• [EXERCISE DATA]
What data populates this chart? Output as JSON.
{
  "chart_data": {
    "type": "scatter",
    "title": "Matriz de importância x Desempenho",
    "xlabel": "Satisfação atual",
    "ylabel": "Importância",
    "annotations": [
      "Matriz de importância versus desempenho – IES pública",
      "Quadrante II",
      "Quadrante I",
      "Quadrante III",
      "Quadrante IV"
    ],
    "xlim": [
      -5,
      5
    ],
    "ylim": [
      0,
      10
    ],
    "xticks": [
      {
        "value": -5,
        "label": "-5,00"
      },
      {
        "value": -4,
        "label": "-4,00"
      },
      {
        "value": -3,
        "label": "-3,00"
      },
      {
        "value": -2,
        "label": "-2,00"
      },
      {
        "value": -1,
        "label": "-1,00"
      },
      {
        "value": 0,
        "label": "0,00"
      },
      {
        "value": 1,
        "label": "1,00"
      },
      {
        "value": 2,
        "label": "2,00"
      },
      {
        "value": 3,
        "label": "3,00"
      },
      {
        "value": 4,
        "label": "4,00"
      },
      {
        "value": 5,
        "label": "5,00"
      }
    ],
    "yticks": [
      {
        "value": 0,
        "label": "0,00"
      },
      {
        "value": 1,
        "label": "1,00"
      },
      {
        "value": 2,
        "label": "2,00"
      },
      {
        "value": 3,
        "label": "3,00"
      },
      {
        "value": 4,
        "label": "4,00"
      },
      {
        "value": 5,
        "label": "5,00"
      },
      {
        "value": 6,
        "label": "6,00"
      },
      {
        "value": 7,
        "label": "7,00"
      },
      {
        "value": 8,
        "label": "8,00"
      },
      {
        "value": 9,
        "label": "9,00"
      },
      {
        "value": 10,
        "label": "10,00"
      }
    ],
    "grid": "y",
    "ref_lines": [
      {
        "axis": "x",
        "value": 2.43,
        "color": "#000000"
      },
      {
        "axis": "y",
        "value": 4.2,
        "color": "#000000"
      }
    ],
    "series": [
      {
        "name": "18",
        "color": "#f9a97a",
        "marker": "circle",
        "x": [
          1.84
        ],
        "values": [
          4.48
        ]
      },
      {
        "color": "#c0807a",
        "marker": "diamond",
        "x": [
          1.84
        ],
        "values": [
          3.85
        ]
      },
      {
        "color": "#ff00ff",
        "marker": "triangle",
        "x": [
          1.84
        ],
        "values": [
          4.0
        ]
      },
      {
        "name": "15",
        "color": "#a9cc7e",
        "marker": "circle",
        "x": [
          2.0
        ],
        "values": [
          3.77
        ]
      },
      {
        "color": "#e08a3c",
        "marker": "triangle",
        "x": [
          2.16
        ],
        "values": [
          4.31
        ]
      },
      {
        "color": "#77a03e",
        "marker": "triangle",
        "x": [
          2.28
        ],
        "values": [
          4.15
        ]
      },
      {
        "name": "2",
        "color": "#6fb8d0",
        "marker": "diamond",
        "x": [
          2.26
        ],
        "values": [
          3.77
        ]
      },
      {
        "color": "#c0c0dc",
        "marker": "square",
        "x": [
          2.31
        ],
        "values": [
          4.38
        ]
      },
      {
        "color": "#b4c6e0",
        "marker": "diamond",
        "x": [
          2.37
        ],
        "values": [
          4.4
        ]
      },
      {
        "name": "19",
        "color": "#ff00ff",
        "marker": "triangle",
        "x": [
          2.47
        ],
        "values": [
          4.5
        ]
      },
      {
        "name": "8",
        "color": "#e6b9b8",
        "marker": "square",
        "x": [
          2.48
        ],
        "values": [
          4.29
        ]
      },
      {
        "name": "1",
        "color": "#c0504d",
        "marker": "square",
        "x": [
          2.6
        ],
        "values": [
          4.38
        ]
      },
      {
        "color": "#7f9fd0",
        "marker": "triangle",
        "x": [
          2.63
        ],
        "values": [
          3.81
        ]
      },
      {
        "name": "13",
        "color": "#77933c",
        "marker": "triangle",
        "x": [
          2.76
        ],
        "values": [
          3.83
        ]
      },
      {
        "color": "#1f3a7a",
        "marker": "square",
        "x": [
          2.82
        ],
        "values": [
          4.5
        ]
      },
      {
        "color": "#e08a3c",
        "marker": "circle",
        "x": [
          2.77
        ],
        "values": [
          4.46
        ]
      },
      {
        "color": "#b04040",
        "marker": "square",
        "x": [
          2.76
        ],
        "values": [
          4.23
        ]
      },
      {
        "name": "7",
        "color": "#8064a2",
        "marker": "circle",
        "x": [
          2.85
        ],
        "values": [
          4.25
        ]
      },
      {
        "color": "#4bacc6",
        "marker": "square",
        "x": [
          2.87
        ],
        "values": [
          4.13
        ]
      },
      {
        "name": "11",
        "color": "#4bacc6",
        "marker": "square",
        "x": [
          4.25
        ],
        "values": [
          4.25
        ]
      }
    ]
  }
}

• [WHAT THE EXERCISE ASKS] Copy out all lines where the word "Quadrante" appears.

• [CORRECT RESPONSE]
      "Quadrante II",
      "Quadrante I",
      "Quadrante III",
      "Quadrante IV"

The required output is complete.